======== TASK INPUT ========
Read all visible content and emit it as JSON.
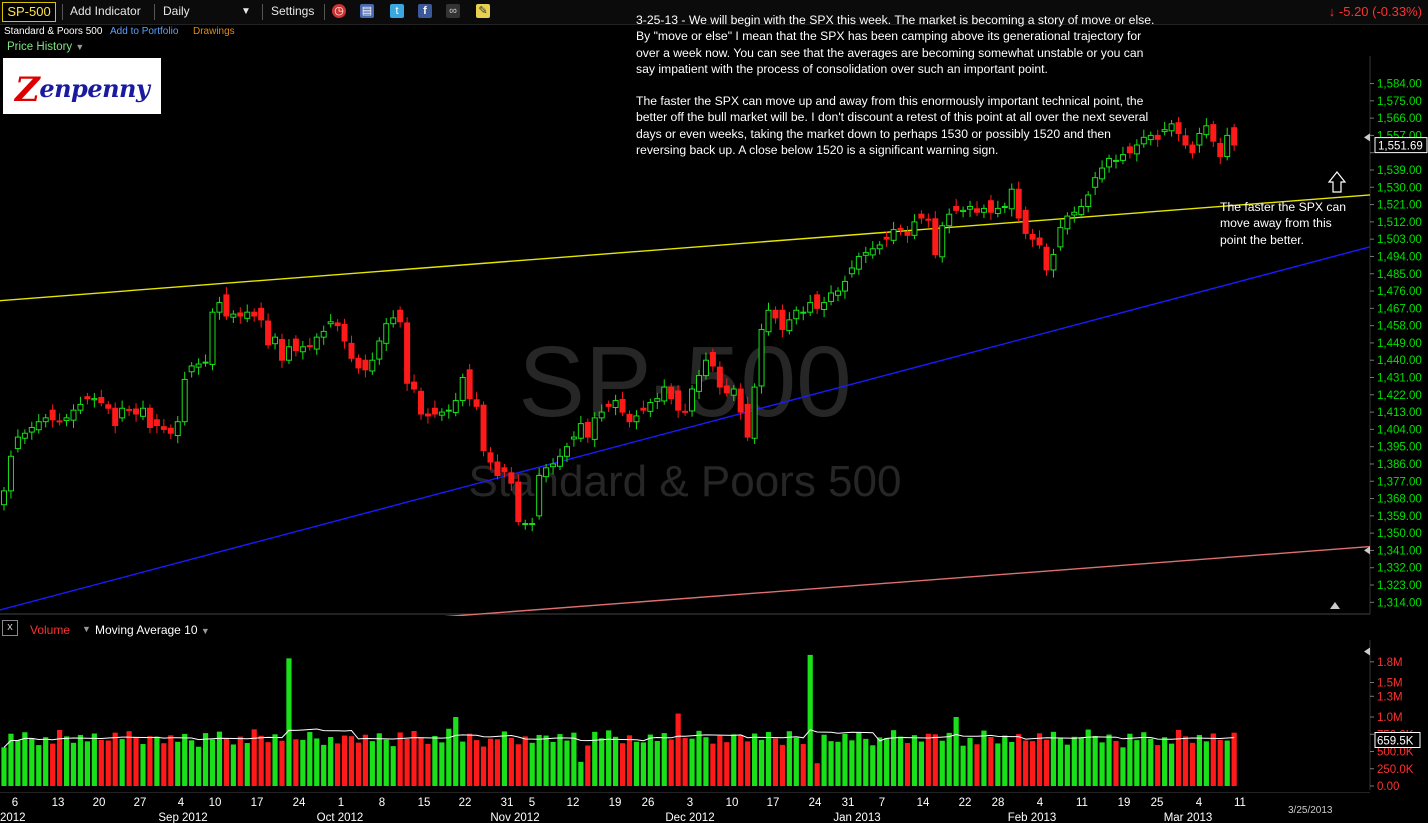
{
  "toolbar": {
    "symbol": "SP-500",
    "add_indicator": "Add Indicator",
    "interval": "Daily",
    "settings": "Settings",
    "change_text": "-5.20 (-0.33%)"
  },
  "subheader": {
    "name": "Standard & Poors 500",
    "add_portfolio": "Add to Portfolio",
    "drawings": "Drawings",
    "price_history": "Price History"
  },
  "logo": {
    "text": "enpenny",
    "initial": "Z"
  },
  "watermark": {
    "symbol": "SP-500",
    "name": "Standard & Poors 500"
  },
  "annotation": {
    "paragraph1": "3-25-13 - We will begin with the SPX this week. The market is becoming a story of move or else. By \"move or else\" I mean that the SPX has been camping above its generational trajectory for over a week now. You can see that the averages are becoming somewhat unstable or you can say impatient with the process of consolidation over such an important point.",
    "paragraph2": "The faster the SPX can move up and away from this enormously important technical point, the better off the bull market will be. I don't discount a retest of this point at all over the next several days or even weeks, taking the market down to perhaps 1530 or possibly 1520 and then reversing back up. A close below 1520 is a significant warning sign.",
    "callout": "The faster the SPX can move away from this point the better."
  },
  "volume_panel": {
    "label": "Volume",
    "ma_label": "Moving Average 10",
    "close_icon": "x"
  },
  "colors": {
    "up": "#19e019",
    "down": "#ff1a1a",
    "yellow_line": "#e6e600",
    "blue_line": "#1a1aff",
    "pink_line": "#e07070",
    "axis_green": "#00e000",
    "axis_red": "#ff3030"
  },
  "chart_data": [
    {
      "type": "candlestick",
      "title": "SP-500",
      "y_ticks": [
        1584,
        1575,
        1566,
        1557,
        1548,
        1539,
        1530,
        1521,
        1512,
        1503,
        1494,
        1485,
        1476,
        1467,
        1458,
        1449,
        1440,
        1431,
        1422,
        1413,
        1404,
        1395,
        1386,
        1377,
        1368,
        1359,
        1350,
        1341,
        1332,
        1323,
        1314
      ],
      "y_tick_labels": [
        "1,584.00",
        "1,575.00",
        "1,566.00",
        "1,557.00",
        "",
        "1,539.00",
        "1,530.00",
        "1,521.00",
        "1,512.00",
        "1,503.00",
        "1,494.00",
        "1,485.00",
        "1,476.00",
        "1,467.00",
        "1,458.00",
        "1,449.00",
        "1,440.00",
        "1,431.00",
        "1,422.00",
        "1,413.00",
        "1,404.00",
        "1,395.00",
        "1,386.00",
        "1,377.00",
        "1,368.00",
        "1,359.00",
        "1,350.00",
        "1,341.00",
        "1,332.00",
        "1,323.00",
        "1,314.00"
      ],
      "ylim": [
        1310,
        1590
      ],
      "last_price": "1,551.69",
      "closes": [
        1372,
        1390,
        1400,
        1402,
        1405,
        1408,
        1410,
        1409,
        1408,
        1410,
        1414,
        1417,
        1420,
        1420,
        1418,
        1415,
        1406,
        1415,
        1414,
        1412,
        1415,
        1405,
        1406,
        1404,
        1402,
        1408,
        1430,
        1437,
        1438,
        1439,
        1465,
        1470,
        1463,
        1464,
        1463,
        1465,
        1463,
        1461,
        1448,
        1452,
        1440,
        1447,
        1445,
        1447,
        1447,
        1452,
        1455,
        1460,
        1458,
        1450,
        1441,
        1436,
        1435,
        1440,
        1450,
        1459,
        1462,
        1460,
        1428,
        1425,
        1412,
        1411,
        1412,
        1413,
        1414,
        1419,
        1431,
        1420,
        1416,
        1393,
        1387,
        1380,
        1382,
        1376,
        1356,
        1355,
        1355,
        1380,
        1384,
        1386,
        1390,
        1395,
        1400,
        1407,
        1400,
        1410,
        1413,
        1416,
        1419,
        1413,
        1408,
        1411,
        1414,
        1418,
        1420,
        1426,
        1420,
        1414,
        1413,
        1425,
        1432,
        1440,
        1437,
        1426,
        1423,
        1425,
        1413,
        1400,
        1426,
        1456,
        1466,
        1462,
        1456,
        1461,
        1466,
        1465,
        1470,
        1467,
        1470,
        1475,
        1476,
        1481,
        1488,
        1494,
        1496,
        1498,
        1500,
        1503,
        1508,
        1508,
        1505,
        1512,
        1514,
        1513,
        1495,
        1510,
        1516,
        1518,
        1518,
        1520,
        1517,
        1519,
        1517,
        1519,
        1520,
        1529,
        1514,
        1506,
        1503,
        1500,
        1487,
        1495,
        1509,
        1515,
        1517,
        1520,
        1526,
        1535,
        1540,
        1545,
        1544,
        1547,
        1548,
        1552,
        1556,
        1557,
        1555,
        1560,
        1563,
        1558,
        1552,
        1548,
        1558,
        1562,
        1554,
        1546,
        1557,
        1552
      ],
      "overlays": [
        {
          "name": "yellow trendline",
          "from": 1471,
          "to": 1526
        },
        {
          "name": "blue trendline",
          "from": 1310,
          "to": 1499
        },
        {
          "name": "pink trendline",
          "from": 1289,
          "to": 1343
        }
      ]
    },
    {
      "type": "bar",
      "title": "Volume",
      "y_ticks": [
        0,
        250000,
        500000,
        750000,
        1000000,
        1300000,
        1500000,
        1800000
      ],
      "y_tick_labels": [
        "0.00",
        "250.0K",
        "500.0K",
        "750.0K",
        "1.0M",
        "1.3M",
        "1.5M",
        "1.8M"
      ],
      "ylim": [
        0,
        2000000
      ],
      "last_value": "659.5K",
      "ma_period": 10
    }
  ],
  "x_axis": {
    "day_labels": [
      "6",
      "13",
      "20",
      "27",
      "4",
      "10",
      "17",
      "24",
      "1",
      "8",
      "15",
      "22",
      "31",
      "5",
      "12",
      "19",
      "26",
      "3",
      "10",
      "17",
      "24",
      "31",
      "7",
      "14",
      "22",
      "28",
      "4",
      "11",
      "19",
      "25",
      "4",
      "11"
    ],
    "month_labels": [
      "2012",
      "Sep 2012",
      "Oct 2012",
      "Nov 2012",
      "Dec 2012",
      "Jan 2013",
      "Feb 2013",
      "Mar 2013"
    ],
    "date_label": "3/25/2013"
  }
}
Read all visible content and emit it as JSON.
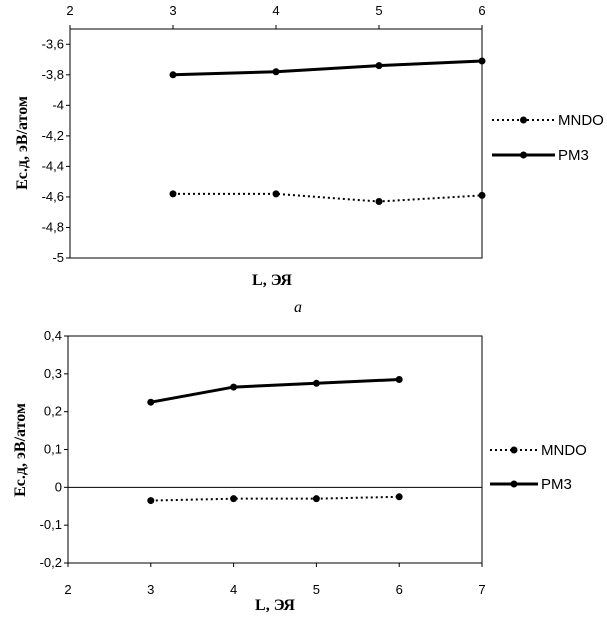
========
Which lines hold the word "away"? Copy all of them.

    "paragraph2": "The faster the SPX can move up and away from this enormously important technical point, the better off the bull market will be. I don't discount a retest of this point at all over the next several days or even weeks, taking the market down to perhaps 1530 or possibly 1520 and then reversing back up. A close below 1520 is a significant warning sign.",
    "callout": "The faster the SPX can move away from this point the better."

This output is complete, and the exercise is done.